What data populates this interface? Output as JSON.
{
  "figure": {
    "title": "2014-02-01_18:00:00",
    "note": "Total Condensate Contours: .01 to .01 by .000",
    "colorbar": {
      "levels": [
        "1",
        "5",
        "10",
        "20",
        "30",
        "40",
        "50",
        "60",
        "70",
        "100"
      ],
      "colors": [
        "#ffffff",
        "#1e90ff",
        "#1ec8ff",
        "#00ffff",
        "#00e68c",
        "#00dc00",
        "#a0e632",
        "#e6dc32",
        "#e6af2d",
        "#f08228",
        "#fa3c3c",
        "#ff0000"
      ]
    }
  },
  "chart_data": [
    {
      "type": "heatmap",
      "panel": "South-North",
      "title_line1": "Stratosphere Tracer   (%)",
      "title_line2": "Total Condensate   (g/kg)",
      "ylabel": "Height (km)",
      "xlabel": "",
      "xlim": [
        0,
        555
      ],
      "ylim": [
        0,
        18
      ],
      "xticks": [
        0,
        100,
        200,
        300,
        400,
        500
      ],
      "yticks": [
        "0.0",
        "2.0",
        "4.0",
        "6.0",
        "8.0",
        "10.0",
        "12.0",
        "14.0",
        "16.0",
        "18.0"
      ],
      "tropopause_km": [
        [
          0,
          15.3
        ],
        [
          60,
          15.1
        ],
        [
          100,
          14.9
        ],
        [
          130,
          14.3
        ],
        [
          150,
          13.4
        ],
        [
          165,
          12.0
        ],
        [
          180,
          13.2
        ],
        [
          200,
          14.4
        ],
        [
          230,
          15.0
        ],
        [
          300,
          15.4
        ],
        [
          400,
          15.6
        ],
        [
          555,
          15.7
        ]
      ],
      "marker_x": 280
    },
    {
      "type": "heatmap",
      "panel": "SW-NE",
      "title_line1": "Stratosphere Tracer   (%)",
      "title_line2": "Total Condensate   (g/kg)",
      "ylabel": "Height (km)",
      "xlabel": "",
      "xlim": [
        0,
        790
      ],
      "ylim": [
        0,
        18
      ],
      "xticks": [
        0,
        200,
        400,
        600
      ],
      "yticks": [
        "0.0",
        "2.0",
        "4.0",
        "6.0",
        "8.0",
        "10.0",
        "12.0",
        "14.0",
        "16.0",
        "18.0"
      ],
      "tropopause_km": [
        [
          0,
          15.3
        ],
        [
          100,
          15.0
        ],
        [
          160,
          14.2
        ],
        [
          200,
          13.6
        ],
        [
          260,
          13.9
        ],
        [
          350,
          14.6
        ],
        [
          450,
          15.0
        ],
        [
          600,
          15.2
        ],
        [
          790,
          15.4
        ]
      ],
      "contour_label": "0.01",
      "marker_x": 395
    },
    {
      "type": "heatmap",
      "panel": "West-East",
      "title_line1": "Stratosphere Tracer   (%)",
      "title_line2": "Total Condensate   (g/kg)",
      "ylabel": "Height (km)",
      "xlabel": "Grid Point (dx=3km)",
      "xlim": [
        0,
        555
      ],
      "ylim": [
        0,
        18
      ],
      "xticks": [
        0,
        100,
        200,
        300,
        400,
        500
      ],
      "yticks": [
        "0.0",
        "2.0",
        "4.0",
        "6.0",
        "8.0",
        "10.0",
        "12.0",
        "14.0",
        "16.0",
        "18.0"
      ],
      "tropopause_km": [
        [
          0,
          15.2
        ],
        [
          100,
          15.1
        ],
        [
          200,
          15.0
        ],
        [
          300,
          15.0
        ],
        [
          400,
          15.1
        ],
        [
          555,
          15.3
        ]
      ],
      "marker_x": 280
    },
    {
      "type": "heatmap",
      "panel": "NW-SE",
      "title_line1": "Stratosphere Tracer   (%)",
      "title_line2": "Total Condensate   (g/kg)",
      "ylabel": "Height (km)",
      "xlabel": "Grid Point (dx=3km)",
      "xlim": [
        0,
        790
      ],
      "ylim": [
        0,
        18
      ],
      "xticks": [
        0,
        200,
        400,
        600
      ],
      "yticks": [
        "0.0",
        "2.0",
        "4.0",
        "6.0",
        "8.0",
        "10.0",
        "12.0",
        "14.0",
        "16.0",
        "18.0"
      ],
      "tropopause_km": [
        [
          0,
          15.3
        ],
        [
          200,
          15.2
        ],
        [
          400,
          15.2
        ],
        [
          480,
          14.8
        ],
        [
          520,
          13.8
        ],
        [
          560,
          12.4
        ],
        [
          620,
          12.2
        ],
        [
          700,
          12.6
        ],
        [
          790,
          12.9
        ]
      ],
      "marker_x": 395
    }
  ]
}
***
• _Task statement_: Return all of the data precisely as it appears.

• _Worked answer_:
What data populates this interface? Output as JSON.
{
  "figure": {
    "title": "2014-02-01_18:00:00",
    "note": "Total Condensate Contours: .01 to .01 by .000",
    "colorbar": {
      "levels": [
        "1",
        "5",
        "10",
        "20",
        "30",
        "40",
        "50",
        "60",
        "70",
        "100"
      ],
      "colors": [
        "#ffffff",
        "#1e90ff",
        "#1ec8ff",
        "#00ffff",
        "#00e68c",
        "#00dc00",
        "#a0e632",
        "#e6dc32",
        "#e6af2d",
        "#f08228",
        "#fa3c3c",
        "#ff0000"
      ]
    }
  },
  "chart_data": [
    {
      "type": "heatmap",
      "panel": "South-North",
      "title_line1": "Stratosphere Tracer   (%)",
      "title_line2": "Total Condensate   (g/kg)",
      "ylabel": "Height (km)",
      "xlabel": "",
      "xlim": [
        0,
        555
      ],
      "ylim": [
        0,
        18
      ],
      "xticks": [
        0,
        100,
        200,
        300,
        400,
        500
      ],
      "yticks": [
        "0.0",
        "2.0",
        "4.0",
        "6.0",
        "8.0",
        "10.0",
        "12.0",
        "14.0",
        "16.0",
        "18.0"
      ],
      "tropopause_km": [
        [
          0,
          15.3
        ],
        [
          60,
          15.1
        ],
        [
          100,
          14.9
        ],
        [
          130,
          14.3
        ],
        [
          150,
          13.4
        ],
        [
          165,
          12.0
        ],
        [
          180,
          13.2
        ],
        [
          200,
          14.4
        ],
        [
          230,
          15.0
        ],
        [
          300,
          15.4
        ],
        [
          400,
          15.6
        ],
        [
          555,
          15.7
        ]
      ],
      "marker_x": 280
    },
    {
      "type": "heatmap",
      "panel": "SW-NE",
      "title_line1": "Stratosphere Tracer   (%)",
      "title_line2": "Total Condensate   (g/kg)",
      "ylabel": "Height (km)",
      "xlabel": "",
      "xlim": [
        0,
        790
      ],
      "ylim": [
        0,
        18
      ],
      "xticks": [
        0,
        200,
        400,
        600
      ],
      "yticks": [
        "0.0",
        "2.0",
        "4.0",
        "6.0",
        "8.0",
        "10.0",
        "12.0",
        "14.0",
        "16.0",
        "18.0"
      ],
      "tropopause_km": [
        [
          0,
          15.3
        ],
        [
          100,
          15.0
        ],
        [
          160,
          14.2
        ],
        [
          200,
          13.6
        ],
        [
          260,
          13.9
        ],
        [
          350,
          14.6
        ],
        [
          450,
          15.0
        ],
        [
          600,
          15.2
        ],
        [
          790,
          15.4
        ]
      ],
      "contour_label": "0.01",
      "marker_x": 395
    },
    {
      "type": "heatmap",
      "panel": "West-East",
      "title_line1": "Stratosphere Tracer   (%)",
      "title_line2": "Total Condensate   (g/kg)",
      "ylabel": "Height (km)",
      "xlabel": "Grid Point (dx=3km)",
      "xlim": [
        0,
        555
      ],
      "ylim": [
        0,
        18
      ],
      "xticks": [
        0,
        100,
        200,
        300,
        400,
        500
      ],
      "yticks": [
        "0.0",
        "2.0",
        "4.0",
        "6.0",
        "8.0",
        "10.0",
        "12.0",
        "14.0",
        "16.0",
        "18.0"
      ],
      "tropopause_km": [
        [
          0,
          15.2
        ],
        [
          100,
          15.1
        ],
        [
          200,
          15.0
        ],
        [
          300,
          15.0
        ],
        [
          400,
          15.1
        ],
        [
          555,
          15.3
        ]
      ],
      "marker_x": 280
    },
    {
      "type": "heatmap",
      "panel": "NW-SE",
      "title_line1": "Stratosphere Tracer   (%)",
      "title_line2": "Total Condensate   (g/kg)",
      "ylabel": "Height (km)",
      "xlabel": "Grid Point (dx=3km)",
      "xlim": [
        0,
        790
      ],
      "ylim": [
        0,
        18
      ],
      "xticks": [
        0,
        200,
        400,
        600
      ],
      "yticks": [
        "0.0",
        "2.0",
        "4.0",
        "6.0",
        "8.0",
        "10.0",
        "12.0",
        "14.0",
        "16.0",
        "18.0"
      ],
      "tropopause_km": [
        [
          0,
          15.3
        ],
        [
          200,
          15.2
        ],
        [
          400,
          15.2
        ],
        [
          480,
          14.8
        ],
        [
          520,
          13.8
        ],
        [
          560,
          12.4
        ],
        [
          620,
          12.2
        ],
        [
          700,
          12.6
        ],
        [
          790,
          12.9
        ]
      ],
      "marker_x": 395
    }
  ]
}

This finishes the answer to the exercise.